**SHORT TASK**
Which lines hold the string "true"? Copy every one of them.

**EXTRACTED INFORMATION**

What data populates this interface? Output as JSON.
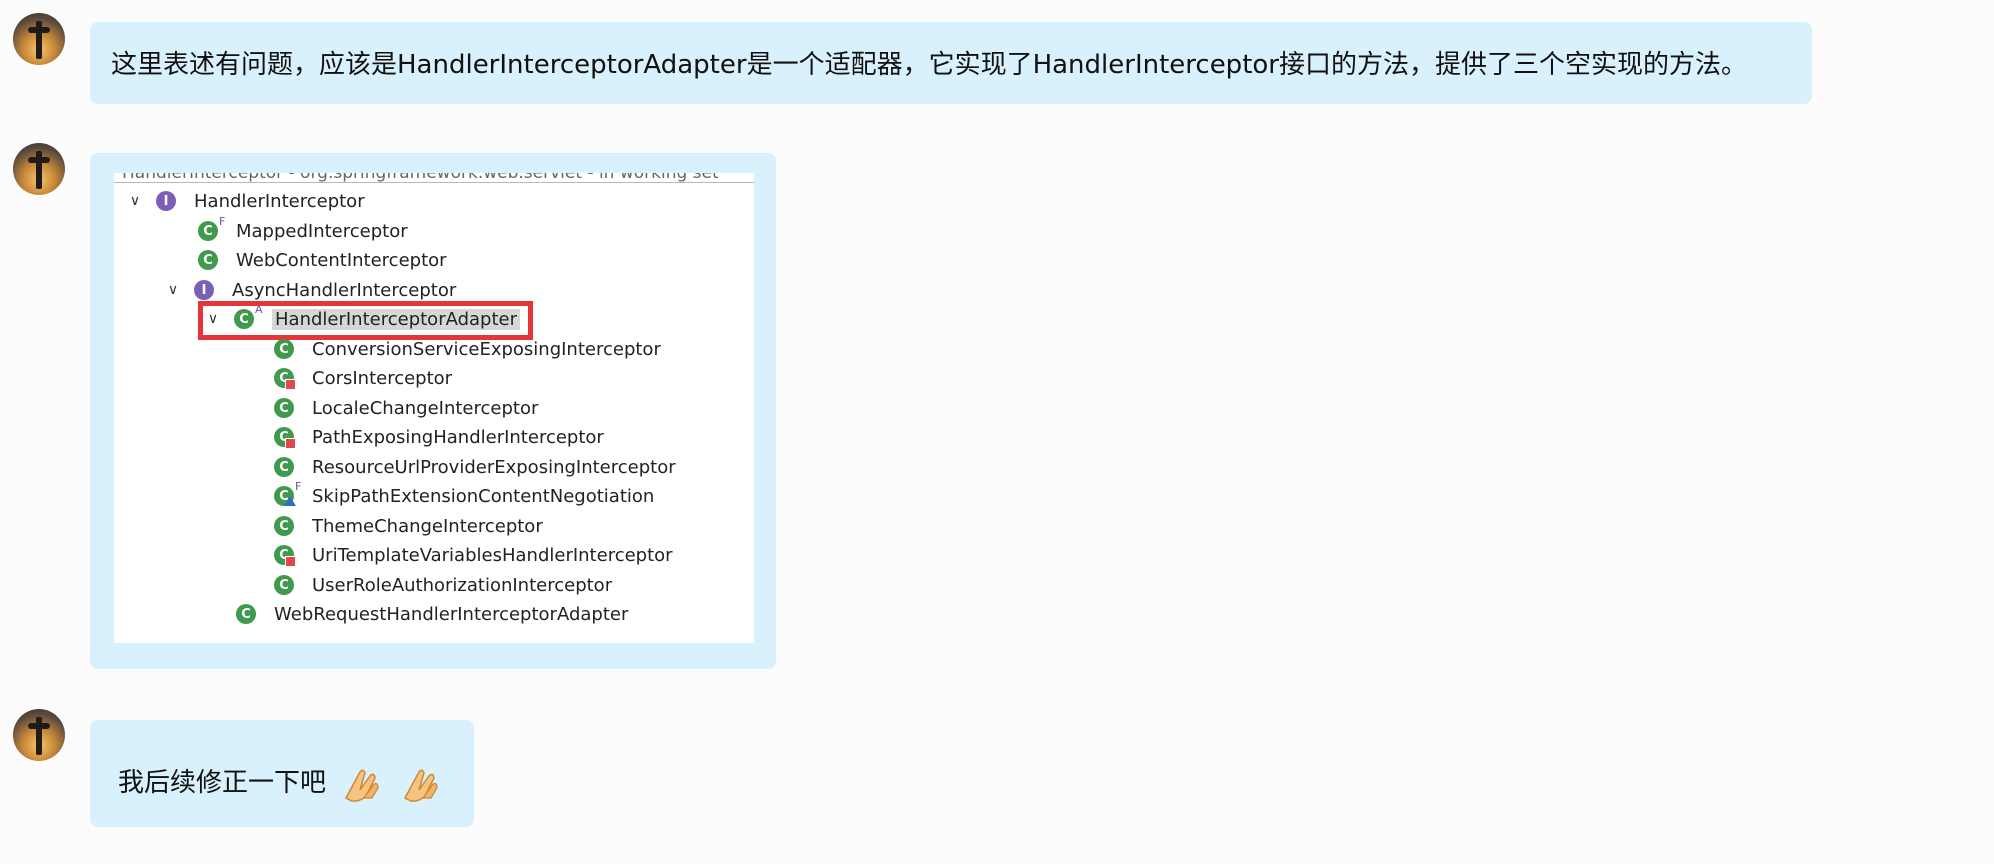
{
  "messages": [
    {
      "avatar_icon": "seattle-tower-sunset-avatar",
      "text": "这里表述有问题，应该是HandlerInterceptorAdapter是一个适配器，它实现了HandlerInterceptor接口的方法，提供了三个空实现的方法。"
    },
    {
      "avatar_icon": "seattle-tower-sunset-avatar",
      "screenshot": {
        "crumb": "HandlerInterceptor - org.springframework.web.servlet - in working set",
        "tree": [
          {
            "label": "HandlerInterceptor",
            "icon": "interface-icon",
            "expanded": true
          },
          {
            "label": "MappedInterceptor",
            "icon": "class-icon",
            "modifier": "F"
          },
          {
            "label": "WebContentInterceptor",
            "icon": "class-icon"
          },
          {
            "label": "AsyncHandlerInterceptor",
            "icon": "interface-icon",
            "expanded": true
          },
          {
            "label": "HandlerInterceptorAdapter",
            "icon": "class-icon",
            "modifier": "A",
            "expanded": true,
            "selected": true
          },
          {
            "label": "ConversionServiceExposingInterceptor",
            "icon": "class-icon"
          },
          {
            "label": "CorsInterceptor",
            "icon": "class-icon",
            "badge": "private"
          },
          {
            "label": "LocaleChangeInterceptor",
            "icon": "class-icon"
          },
          {
            "label": "PathExposingHandlerInterceptor",
            "icon": "class-icon",
            "badge": "private"
          },
          {
            "label": "ResourceUrlProviderExposingInterceptor",
            "icon": "class-icon"
          },
          {
            "label": "SkipPathExtensionContentNegotiation",
            "icon": "class-icon",
            "modifier": "F",
            "badge": "package"
          },
          {
            "label": "ThemeChangeInterceptor",
            "icon": "class-icon"
          },
          {
            "label": "UriTemplateVariablesHandlerInterceptor",
            "icon": "class-icon",
            "badge": "private"
          },
          {
            "label": "UserRoleAuthorizationInterceptor",
            "icon": "class-icon"
          },
          {
            "label": "WebRequestHandlerInterceptorAdapter",
            "icon": "class-icon"
          }
        ]
      }
    },
    {
      "avatar_icon": "seattle-tower-sunset-avatar",
      "text": "我后续修正一下吧",
      "emojis": [
        "folded-hands-emoji",
        "folded-hands-emoji"
      ]
    }
  ],
  "colors": {
    "bubble": "#d9f1fc",
    "highlight": "#e7333a",
    "class_icon": "#3f9a4e",
    "interface_icon": "#7c5fb5"
  }
}
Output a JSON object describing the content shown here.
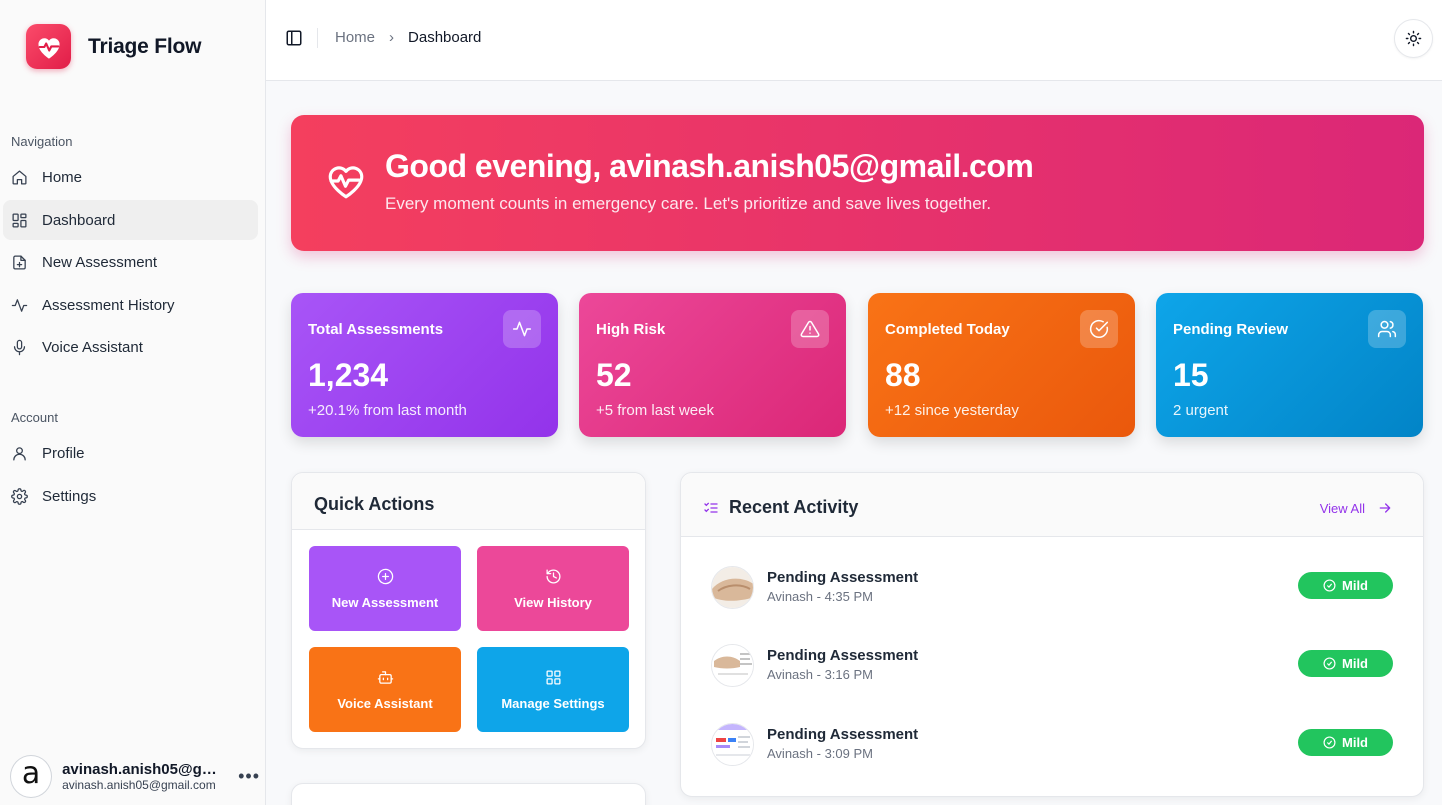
{
  "app": {
    "name": "Triage Flow"
  },
  "sidebar": {
    "navigation_label": "Navigation",
    "nav_items": [
      {
        "label": "Home",
        "icon": "home-icon"
      },
      {
        "label": "Dashboard",
        "icon": "dashboard-icon",
        "active": true
      },
      {
        "label": "New Assessment",
        "icon": "file-plus-icon"
      },
      {
        "label": "Assessment History",
        "icon": "activity-icon"
      },
      {
        "label": "Voice Assistant",
        "icon": "mic-icon"
      }
    ],
    "account_label": "Account",
    "account_items": [
      {
        "label": "Profile",
        "icon": "user-icon"
      },
      {
        "label": "Settings",
        "icon": "gear-icon"
      }
    ],
    "user": {
      "avatar_letter": "a",
      "name": "avinash.anish05@gmail.com",
      "email": "avinash.anish05@gmail.com"
    }
  },
  "header": {
    "breadcrumb": [
      "Home",
      "Dashboard"
    ]
  },
  "hero": {
    "title": "Good evening, avinash.anish05@gmail.com",
    "subtitle": "Every moment counts in emergency care. Let's prioritize and save lives together."
  },
  "stats": [
    {
      "label": "Total Assessments",
      "value": "1,234",
      "sub": "+20.1% from last month",
      "icon": "activity-icon",
      "color": "#9333ea"
    },
    {
      "label": "High Risk",
      "value": "52",
      "sub": "+5 from last week",
      "icon": "alert-triangle-icon",
      "color": "#db2777"
    },
    {
      "label": "Completed Today",
      "value": "88",
      "sub": "+12 since yesterday",
      "icon": "check-circle-icon",
      "color": "#ea580c"
    },
    {
      "label": "Pending Review",
      "value": "15",
      "sub": "2 urgent",
      "icon": "users-icon",
      "color": "#0284c7"
    }
  ],
  "quick_actions": {
    "title": "Quick Actions",
    "buttons": [
      {
        "label": "New Assessment",
        "icon": "plus-circle-icon",
        "color": "#a855f7"
      },
      {
        "label": "View History",
        "icon": "history-icon",
        "color": "#ec4899"
      },
      {
        "label": "Voice Assistant",
        "icon": "bot-icon",
        "color": "#f97316"
      },
      {
        "label": "Manage Settings",
        "icon": "grid-icon",
        "color": "#0ea5e9"
      }
    ]
  },
  "recent_activity": {
    "title": "Recent Activity",
    "view_all": "View All",
    "items": [
      {
        "title": "Pending Assessment",
        "meta": "Avinash - 4:35 PM",
        "badge": "Mild"
      },
      {
        "title": "Pending Assessment",
        "meta": "Avinash - 3:16 PM",
        "badge": "Mild"
      },
      {
        "title": "Pending Assessment",
        "meta": "Avinash - 3:09 PM",
        "badge": "Mild"
      }
    ]
  }
}
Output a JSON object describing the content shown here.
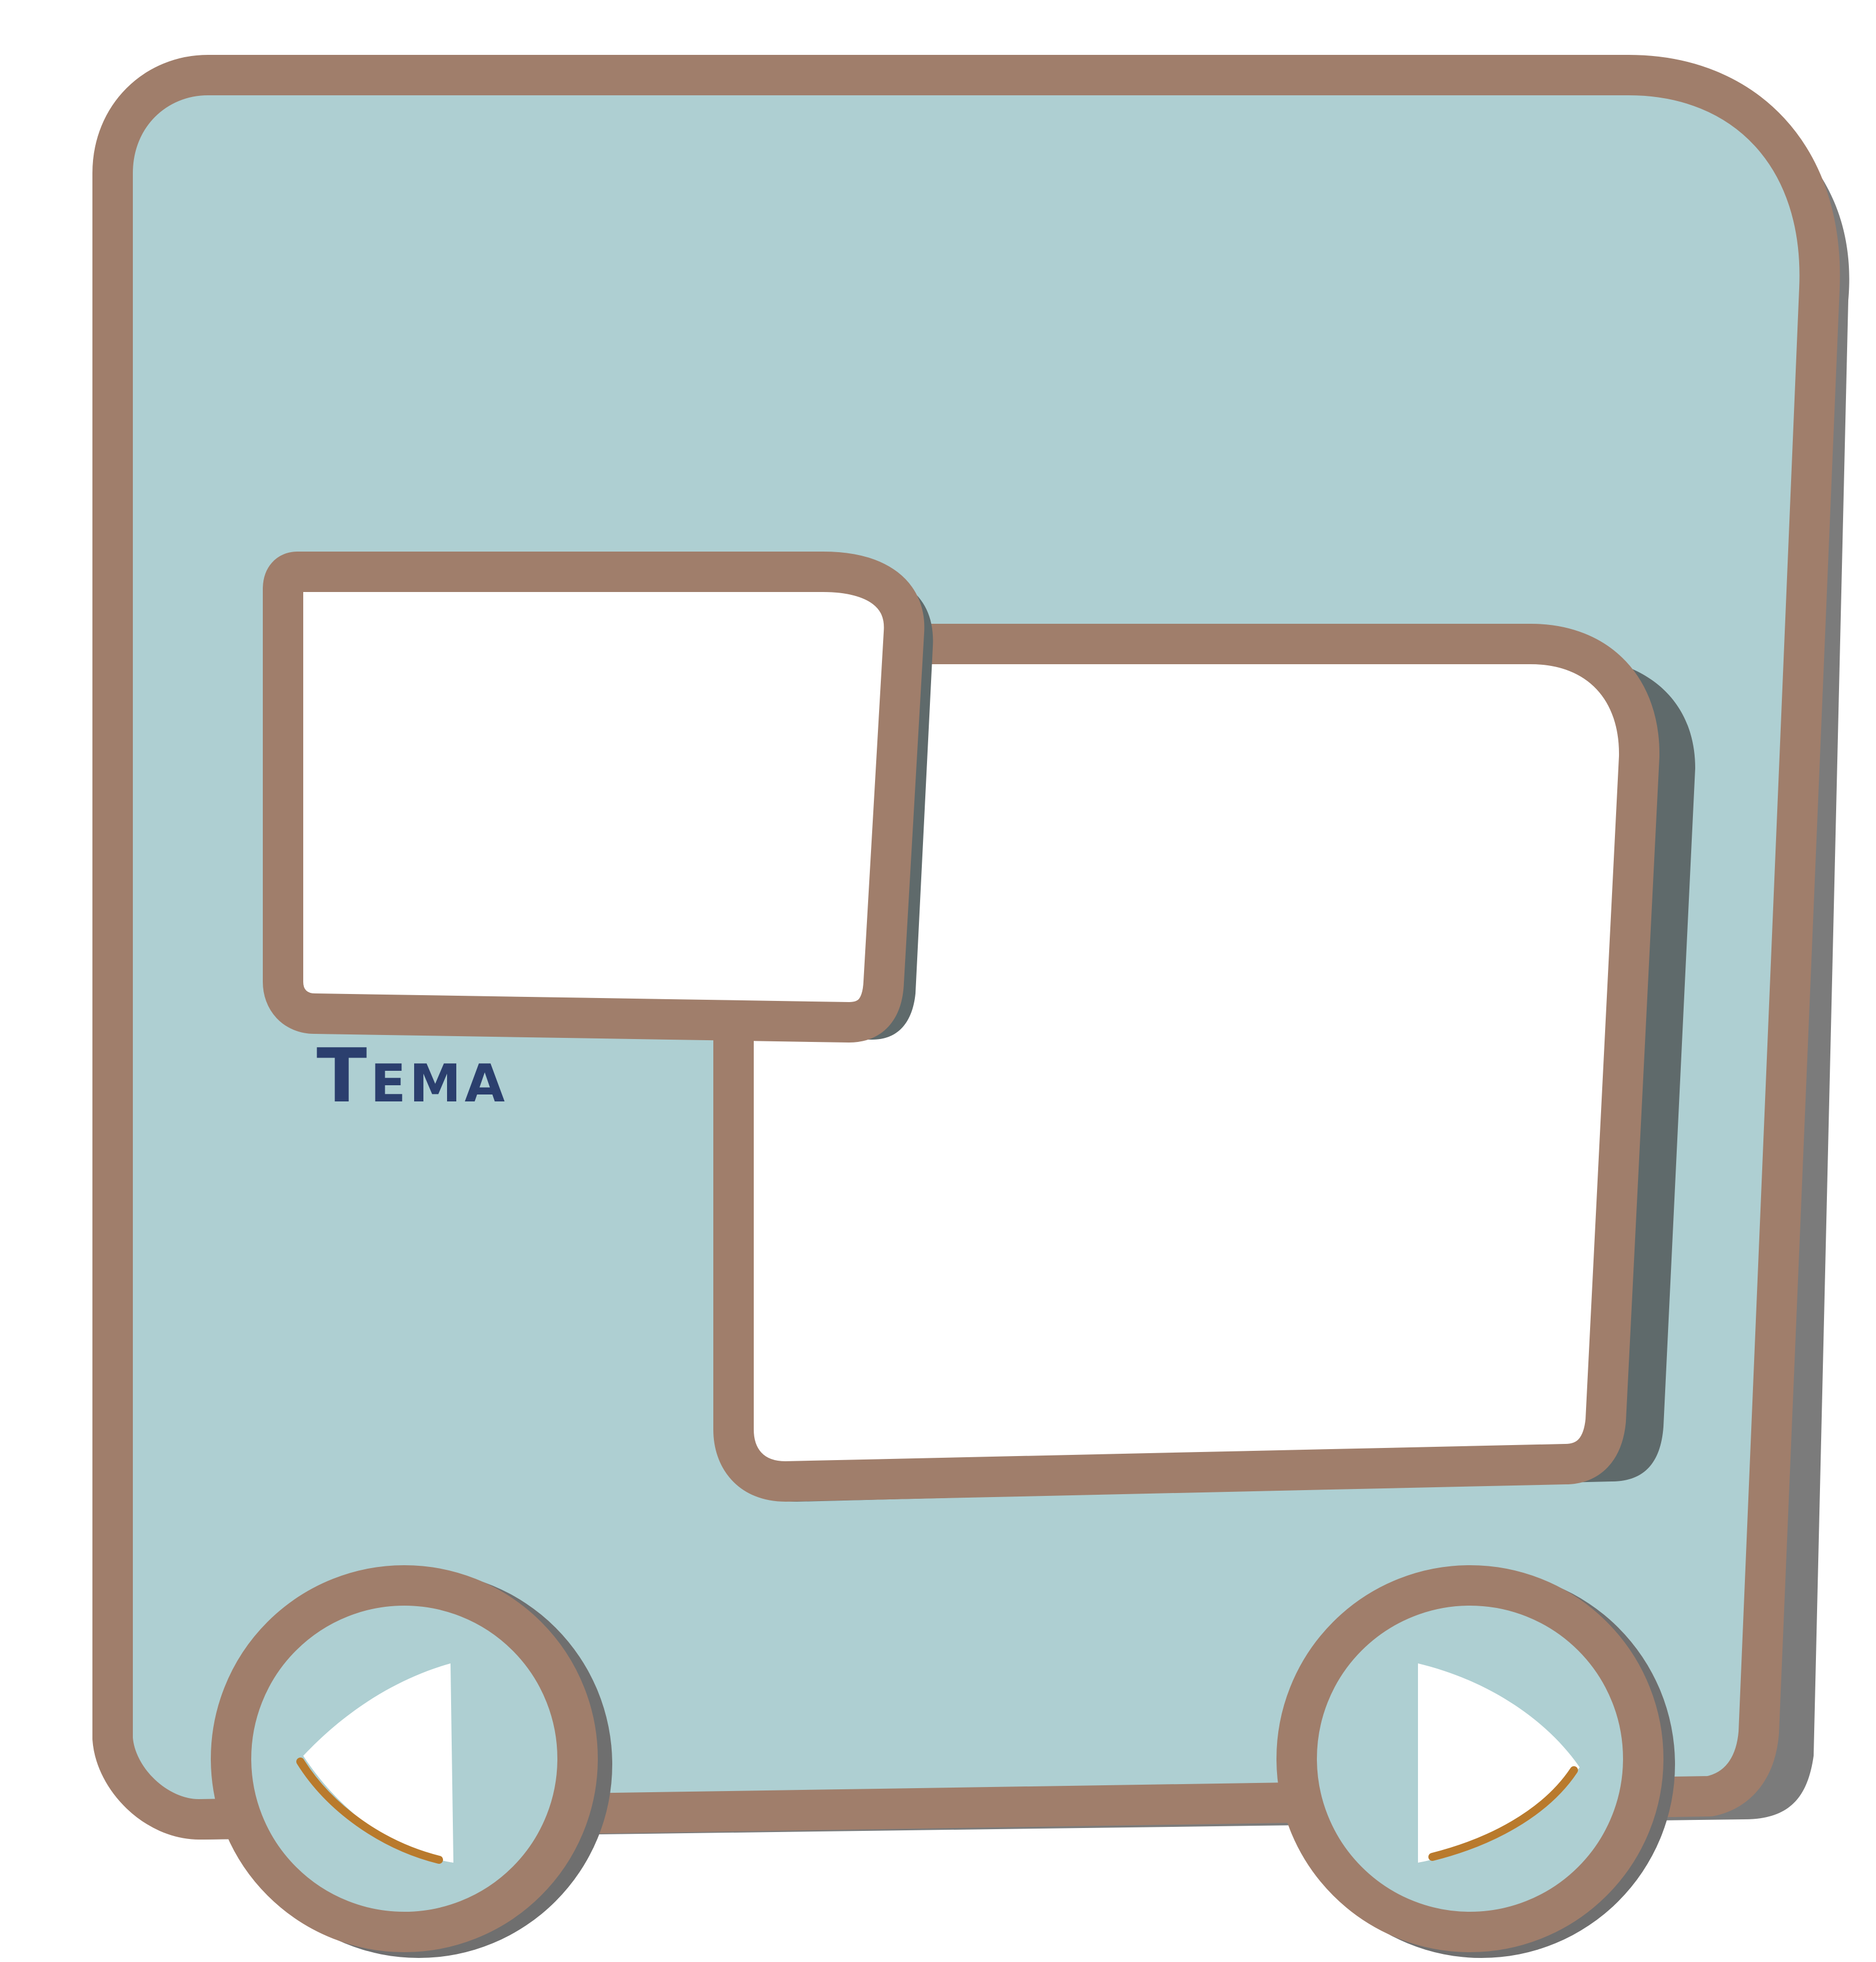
{
  "card": {
    "title": "Tema",
    "image_slot_small": "",
    "image_slot_large": ""
  },
  "nav": {
    "prev_icon": "triangle-left-icon",
    "next_icon": "triangle-right-icon"
  },
  "colors": {
    "panel_fill": "#aecfd2",
    "frame_border": "#a07e6b",
    "shadow": "#7b7b7b",
    "slot_fill": "#ffffff",
    "title_text": "#2b3f6e",
    "arrow_accent": "#b97a2c"
  }
}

**ANSWER TO THE PROBLEM**
            "expanded": true
            "expanded": true
            "expanded": true,
            "selected": true
        "active": true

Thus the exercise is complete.